■ Task prompt ■
Scan the lines below for the string "image" and report how many lines contain it, giving only the number.
=-=-=-=-=
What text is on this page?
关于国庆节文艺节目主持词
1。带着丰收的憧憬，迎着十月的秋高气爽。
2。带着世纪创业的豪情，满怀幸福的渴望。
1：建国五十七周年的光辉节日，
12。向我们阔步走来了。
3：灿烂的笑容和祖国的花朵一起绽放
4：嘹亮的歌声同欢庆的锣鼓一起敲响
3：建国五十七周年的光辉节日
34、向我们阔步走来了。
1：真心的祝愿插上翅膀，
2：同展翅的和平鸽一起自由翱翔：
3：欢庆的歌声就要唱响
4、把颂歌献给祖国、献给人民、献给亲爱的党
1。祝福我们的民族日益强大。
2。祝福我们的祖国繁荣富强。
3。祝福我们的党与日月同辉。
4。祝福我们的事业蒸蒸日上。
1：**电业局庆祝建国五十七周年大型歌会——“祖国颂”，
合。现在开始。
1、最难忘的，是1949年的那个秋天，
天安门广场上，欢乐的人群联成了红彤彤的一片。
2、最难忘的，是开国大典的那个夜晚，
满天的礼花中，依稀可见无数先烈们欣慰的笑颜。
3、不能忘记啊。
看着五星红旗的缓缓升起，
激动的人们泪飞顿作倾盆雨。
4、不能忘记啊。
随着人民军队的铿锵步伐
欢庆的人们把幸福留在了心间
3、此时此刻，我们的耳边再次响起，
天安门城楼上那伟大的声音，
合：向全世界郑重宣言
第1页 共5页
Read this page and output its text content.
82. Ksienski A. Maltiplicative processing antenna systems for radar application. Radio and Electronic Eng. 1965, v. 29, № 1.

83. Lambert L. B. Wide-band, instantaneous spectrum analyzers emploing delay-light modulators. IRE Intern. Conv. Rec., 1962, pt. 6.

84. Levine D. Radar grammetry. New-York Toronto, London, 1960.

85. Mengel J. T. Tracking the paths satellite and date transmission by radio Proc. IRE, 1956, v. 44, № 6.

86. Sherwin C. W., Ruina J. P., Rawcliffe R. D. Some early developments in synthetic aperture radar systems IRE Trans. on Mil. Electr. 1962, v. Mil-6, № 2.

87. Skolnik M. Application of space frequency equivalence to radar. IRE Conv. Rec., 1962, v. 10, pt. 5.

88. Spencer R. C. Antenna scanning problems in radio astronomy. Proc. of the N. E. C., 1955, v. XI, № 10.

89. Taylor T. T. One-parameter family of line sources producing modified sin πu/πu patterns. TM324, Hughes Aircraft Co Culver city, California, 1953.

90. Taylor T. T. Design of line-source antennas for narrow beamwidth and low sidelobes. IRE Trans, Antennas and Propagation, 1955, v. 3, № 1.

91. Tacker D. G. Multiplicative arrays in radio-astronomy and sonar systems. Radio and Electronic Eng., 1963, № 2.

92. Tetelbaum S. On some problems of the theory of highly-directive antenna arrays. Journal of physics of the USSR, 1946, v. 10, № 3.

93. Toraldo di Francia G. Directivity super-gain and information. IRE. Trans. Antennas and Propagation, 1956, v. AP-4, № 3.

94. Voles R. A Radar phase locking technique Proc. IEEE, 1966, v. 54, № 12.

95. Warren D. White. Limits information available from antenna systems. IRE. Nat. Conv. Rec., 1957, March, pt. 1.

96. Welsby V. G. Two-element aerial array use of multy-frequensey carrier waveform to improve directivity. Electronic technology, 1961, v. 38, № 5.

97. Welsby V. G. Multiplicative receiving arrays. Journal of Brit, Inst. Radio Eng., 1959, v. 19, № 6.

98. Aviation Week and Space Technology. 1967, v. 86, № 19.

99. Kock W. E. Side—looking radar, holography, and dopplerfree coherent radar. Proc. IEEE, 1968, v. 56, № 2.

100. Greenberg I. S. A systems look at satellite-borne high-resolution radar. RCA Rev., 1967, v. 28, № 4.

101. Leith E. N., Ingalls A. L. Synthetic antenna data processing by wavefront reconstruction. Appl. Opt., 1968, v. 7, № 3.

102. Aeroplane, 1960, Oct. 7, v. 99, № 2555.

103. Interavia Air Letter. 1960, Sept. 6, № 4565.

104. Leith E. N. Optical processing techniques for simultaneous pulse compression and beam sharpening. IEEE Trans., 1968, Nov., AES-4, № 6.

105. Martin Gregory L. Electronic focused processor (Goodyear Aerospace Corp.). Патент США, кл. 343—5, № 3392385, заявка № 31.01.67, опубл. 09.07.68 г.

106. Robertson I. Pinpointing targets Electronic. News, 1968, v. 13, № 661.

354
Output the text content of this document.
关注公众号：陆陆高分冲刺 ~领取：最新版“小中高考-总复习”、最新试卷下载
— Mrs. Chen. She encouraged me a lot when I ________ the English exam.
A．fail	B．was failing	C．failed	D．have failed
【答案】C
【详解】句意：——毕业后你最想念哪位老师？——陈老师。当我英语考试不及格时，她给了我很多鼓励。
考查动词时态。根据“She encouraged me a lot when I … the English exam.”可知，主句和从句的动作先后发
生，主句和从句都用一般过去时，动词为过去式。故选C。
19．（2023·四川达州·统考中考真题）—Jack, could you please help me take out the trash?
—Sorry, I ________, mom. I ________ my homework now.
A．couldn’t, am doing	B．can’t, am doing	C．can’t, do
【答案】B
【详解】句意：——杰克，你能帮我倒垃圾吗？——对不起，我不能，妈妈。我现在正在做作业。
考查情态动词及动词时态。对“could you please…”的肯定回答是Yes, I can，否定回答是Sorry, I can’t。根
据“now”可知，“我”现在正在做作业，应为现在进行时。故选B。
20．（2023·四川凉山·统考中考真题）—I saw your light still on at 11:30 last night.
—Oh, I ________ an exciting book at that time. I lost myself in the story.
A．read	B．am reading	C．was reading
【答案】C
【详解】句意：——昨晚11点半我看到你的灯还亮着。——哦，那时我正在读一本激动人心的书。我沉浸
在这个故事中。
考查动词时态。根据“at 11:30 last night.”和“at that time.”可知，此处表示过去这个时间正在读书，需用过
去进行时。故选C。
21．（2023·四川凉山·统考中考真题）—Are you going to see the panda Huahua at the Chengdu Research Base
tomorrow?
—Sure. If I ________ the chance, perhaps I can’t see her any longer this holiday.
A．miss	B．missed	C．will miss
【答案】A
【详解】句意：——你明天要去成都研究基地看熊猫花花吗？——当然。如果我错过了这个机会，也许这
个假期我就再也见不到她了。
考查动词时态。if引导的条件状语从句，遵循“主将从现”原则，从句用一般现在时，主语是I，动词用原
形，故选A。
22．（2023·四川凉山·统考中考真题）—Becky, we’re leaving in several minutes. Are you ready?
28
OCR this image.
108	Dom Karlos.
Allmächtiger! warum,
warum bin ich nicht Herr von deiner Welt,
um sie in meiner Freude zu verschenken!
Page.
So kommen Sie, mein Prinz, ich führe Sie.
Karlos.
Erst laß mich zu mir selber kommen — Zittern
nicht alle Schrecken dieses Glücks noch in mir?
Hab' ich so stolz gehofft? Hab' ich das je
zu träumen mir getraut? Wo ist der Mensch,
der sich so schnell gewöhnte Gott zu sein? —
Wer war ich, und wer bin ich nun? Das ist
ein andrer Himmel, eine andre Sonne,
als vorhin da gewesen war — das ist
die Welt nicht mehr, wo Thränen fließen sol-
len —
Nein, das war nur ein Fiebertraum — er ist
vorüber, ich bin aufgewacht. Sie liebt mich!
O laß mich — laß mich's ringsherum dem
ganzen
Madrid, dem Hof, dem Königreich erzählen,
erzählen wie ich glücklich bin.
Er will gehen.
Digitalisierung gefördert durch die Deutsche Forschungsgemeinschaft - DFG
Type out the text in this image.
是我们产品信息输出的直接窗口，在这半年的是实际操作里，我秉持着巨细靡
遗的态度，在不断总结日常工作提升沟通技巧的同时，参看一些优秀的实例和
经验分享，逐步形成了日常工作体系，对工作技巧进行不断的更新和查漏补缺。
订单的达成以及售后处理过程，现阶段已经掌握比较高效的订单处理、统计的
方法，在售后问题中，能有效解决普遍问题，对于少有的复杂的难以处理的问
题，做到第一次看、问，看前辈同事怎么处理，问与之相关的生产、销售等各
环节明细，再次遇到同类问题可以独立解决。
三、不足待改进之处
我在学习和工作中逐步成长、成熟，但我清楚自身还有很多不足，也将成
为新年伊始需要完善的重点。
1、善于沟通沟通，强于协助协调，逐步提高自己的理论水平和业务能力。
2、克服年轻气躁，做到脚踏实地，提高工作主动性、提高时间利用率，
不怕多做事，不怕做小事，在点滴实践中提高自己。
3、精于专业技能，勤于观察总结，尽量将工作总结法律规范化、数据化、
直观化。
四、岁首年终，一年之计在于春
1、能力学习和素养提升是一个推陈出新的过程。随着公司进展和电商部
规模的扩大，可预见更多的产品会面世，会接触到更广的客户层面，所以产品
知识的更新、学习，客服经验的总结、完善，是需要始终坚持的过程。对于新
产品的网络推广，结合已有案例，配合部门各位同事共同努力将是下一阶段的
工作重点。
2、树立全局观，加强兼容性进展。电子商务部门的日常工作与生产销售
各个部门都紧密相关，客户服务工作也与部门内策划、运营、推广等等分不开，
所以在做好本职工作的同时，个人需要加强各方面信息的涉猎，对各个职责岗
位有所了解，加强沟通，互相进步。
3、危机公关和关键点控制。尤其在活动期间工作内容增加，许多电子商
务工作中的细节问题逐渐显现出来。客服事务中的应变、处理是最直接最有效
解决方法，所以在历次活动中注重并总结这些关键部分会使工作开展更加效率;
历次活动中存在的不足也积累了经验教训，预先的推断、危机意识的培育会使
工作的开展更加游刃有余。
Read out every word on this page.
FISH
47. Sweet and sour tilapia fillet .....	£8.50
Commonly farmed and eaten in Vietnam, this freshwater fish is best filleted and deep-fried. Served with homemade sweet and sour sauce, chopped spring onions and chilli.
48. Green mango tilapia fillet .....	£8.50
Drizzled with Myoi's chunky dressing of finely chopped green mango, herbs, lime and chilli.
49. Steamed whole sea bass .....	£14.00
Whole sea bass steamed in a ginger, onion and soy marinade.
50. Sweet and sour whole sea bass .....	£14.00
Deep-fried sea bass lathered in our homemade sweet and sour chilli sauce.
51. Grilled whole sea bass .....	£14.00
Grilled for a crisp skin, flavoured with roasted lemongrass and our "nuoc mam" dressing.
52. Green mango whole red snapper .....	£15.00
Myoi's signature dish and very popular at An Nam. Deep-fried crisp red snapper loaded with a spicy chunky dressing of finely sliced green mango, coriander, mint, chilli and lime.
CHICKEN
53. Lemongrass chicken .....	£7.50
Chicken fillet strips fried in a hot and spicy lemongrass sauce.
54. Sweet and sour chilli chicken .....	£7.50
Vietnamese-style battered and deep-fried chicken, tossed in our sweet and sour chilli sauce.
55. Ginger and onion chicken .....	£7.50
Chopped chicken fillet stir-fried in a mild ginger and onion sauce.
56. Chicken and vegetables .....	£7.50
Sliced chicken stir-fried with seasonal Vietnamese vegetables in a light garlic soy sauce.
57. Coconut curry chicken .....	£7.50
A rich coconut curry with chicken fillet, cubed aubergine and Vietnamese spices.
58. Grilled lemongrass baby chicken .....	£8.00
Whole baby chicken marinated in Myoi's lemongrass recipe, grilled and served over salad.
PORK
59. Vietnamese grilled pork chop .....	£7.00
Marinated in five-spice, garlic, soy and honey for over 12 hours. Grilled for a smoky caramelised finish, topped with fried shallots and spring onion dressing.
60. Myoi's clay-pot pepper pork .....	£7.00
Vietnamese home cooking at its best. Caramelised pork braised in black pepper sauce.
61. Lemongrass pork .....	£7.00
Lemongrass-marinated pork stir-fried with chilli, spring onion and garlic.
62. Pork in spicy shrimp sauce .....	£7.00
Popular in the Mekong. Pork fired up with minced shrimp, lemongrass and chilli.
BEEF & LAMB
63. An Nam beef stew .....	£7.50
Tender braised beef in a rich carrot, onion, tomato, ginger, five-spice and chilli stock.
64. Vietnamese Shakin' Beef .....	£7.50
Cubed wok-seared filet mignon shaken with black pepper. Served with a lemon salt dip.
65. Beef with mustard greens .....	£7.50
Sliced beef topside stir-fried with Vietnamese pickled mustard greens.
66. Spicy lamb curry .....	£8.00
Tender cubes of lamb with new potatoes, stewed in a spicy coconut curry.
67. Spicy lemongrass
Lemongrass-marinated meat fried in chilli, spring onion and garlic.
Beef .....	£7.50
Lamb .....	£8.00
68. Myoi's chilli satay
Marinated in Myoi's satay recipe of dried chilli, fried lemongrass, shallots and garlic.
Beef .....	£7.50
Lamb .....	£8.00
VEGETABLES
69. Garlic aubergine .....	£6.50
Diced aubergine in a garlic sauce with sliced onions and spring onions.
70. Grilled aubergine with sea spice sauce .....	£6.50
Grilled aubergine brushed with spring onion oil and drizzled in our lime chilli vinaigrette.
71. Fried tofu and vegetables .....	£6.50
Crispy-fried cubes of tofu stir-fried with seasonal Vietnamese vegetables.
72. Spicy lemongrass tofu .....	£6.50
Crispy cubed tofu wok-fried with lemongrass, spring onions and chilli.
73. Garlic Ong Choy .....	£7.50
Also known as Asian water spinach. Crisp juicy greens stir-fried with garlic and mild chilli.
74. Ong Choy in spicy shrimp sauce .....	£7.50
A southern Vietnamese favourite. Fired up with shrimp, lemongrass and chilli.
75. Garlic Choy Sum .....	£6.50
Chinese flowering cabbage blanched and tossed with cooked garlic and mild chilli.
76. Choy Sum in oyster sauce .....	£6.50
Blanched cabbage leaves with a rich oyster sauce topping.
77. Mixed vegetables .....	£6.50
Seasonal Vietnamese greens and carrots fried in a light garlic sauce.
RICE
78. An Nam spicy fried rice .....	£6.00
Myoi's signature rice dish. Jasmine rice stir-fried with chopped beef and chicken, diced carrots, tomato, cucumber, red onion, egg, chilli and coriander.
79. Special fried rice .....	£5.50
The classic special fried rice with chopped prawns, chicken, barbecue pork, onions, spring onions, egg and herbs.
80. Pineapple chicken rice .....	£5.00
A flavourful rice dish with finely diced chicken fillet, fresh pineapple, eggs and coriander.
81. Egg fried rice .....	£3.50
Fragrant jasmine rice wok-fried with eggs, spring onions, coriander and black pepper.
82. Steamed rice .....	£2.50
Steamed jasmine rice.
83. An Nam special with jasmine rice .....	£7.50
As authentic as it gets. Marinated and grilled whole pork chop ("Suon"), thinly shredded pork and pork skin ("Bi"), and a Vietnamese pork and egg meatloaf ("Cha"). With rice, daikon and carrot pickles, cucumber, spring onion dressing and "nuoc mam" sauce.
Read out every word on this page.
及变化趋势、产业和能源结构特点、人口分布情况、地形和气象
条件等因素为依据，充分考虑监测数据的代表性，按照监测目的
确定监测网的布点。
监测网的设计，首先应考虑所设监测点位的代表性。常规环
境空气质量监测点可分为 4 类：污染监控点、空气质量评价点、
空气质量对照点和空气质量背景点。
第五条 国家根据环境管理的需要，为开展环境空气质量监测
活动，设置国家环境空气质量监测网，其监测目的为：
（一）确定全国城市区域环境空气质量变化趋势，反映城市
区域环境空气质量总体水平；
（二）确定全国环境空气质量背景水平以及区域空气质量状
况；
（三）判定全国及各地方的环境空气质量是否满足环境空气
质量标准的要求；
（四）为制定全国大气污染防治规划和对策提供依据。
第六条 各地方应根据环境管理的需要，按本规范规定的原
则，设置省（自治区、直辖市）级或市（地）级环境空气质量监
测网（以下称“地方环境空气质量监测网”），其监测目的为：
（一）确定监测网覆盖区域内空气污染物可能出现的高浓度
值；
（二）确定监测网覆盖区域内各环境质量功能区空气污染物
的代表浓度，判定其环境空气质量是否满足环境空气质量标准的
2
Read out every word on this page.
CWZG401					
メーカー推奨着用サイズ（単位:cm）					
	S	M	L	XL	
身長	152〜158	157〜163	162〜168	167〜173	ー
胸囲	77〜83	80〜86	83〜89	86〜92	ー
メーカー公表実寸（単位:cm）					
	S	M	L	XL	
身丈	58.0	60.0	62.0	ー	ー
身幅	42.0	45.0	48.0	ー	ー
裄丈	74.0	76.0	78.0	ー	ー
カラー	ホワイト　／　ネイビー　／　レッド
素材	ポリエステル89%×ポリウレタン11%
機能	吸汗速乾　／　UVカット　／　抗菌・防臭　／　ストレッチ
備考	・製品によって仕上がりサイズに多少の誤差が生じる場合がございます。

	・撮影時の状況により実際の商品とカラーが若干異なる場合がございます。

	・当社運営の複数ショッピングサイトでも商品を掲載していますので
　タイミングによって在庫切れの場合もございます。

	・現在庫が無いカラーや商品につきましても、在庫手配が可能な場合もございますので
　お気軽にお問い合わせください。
=-=-=-=-=
■ Complete answer ■
2